▸ WHAT THE TASK ASKS:
Each line that includes the word "Teléfono" counts once; give the total and nothing more.
□ □ □
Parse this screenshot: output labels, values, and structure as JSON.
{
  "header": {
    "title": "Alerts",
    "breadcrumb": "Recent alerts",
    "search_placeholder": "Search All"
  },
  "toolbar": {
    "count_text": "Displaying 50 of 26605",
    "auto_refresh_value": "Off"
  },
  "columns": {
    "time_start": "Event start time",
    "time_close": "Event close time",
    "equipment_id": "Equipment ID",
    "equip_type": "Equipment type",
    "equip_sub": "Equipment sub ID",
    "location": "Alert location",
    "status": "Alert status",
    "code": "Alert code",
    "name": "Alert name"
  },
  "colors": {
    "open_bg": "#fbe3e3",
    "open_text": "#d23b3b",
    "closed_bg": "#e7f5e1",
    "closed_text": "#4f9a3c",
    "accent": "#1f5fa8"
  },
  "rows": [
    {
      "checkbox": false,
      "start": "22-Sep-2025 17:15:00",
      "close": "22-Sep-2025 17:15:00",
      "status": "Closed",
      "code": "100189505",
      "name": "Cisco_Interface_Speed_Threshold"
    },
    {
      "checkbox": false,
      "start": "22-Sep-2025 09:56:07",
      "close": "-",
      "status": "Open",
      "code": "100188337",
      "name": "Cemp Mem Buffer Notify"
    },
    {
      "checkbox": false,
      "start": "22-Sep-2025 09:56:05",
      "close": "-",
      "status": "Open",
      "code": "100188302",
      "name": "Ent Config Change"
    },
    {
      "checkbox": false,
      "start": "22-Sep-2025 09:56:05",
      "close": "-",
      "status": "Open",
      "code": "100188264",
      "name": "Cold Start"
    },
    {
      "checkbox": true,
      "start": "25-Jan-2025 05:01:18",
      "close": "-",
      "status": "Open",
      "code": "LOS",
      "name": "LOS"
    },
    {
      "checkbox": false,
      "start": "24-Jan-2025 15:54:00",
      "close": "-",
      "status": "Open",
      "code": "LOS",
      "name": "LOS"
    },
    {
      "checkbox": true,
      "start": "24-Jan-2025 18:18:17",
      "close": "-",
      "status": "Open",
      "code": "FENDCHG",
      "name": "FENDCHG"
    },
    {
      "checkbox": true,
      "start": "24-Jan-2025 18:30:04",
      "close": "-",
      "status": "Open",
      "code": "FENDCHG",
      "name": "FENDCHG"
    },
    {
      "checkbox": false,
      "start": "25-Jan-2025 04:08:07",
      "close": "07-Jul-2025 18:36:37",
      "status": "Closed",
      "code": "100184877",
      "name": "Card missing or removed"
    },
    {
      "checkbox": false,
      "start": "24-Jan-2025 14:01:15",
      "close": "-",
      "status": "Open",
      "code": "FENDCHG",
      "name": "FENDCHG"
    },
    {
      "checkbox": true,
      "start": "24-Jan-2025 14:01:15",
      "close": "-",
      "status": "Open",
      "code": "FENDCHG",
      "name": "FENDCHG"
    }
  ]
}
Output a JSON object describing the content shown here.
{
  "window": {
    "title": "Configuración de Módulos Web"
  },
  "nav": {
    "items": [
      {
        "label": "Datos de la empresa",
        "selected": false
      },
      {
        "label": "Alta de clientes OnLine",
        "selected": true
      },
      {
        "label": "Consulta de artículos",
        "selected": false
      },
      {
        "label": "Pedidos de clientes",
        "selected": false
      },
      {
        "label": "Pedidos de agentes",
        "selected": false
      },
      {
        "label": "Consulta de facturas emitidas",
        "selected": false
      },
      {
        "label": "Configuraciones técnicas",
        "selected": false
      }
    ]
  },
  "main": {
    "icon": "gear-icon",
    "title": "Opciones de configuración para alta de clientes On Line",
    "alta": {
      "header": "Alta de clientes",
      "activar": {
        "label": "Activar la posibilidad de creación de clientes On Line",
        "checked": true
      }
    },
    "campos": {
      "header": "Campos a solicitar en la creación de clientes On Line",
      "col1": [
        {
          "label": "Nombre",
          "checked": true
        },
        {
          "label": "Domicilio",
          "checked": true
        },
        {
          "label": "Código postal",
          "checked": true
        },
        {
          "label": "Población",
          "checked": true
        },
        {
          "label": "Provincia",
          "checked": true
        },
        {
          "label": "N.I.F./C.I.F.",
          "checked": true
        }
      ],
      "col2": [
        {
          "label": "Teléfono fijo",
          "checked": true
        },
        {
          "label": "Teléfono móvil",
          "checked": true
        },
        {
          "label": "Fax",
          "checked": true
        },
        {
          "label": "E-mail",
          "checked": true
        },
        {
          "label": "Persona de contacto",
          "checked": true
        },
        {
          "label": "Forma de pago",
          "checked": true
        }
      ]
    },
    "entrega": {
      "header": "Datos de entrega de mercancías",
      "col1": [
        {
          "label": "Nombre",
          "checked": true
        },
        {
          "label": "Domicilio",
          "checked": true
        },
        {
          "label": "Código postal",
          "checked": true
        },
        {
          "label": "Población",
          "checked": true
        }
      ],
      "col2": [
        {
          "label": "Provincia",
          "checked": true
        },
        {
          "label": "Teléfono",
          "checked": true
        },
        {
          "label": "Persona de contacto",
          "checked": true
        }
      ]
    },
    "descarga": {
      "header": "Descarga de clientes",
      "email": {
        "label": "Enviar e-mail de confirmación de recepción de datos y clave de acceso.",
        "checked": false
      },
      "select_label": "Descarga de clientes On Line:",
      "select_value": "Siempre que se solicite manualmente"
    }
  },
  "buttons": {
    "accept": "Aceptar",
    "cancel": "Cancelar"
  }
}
□ □ □
▸ EXERCISE RESPONSE:
3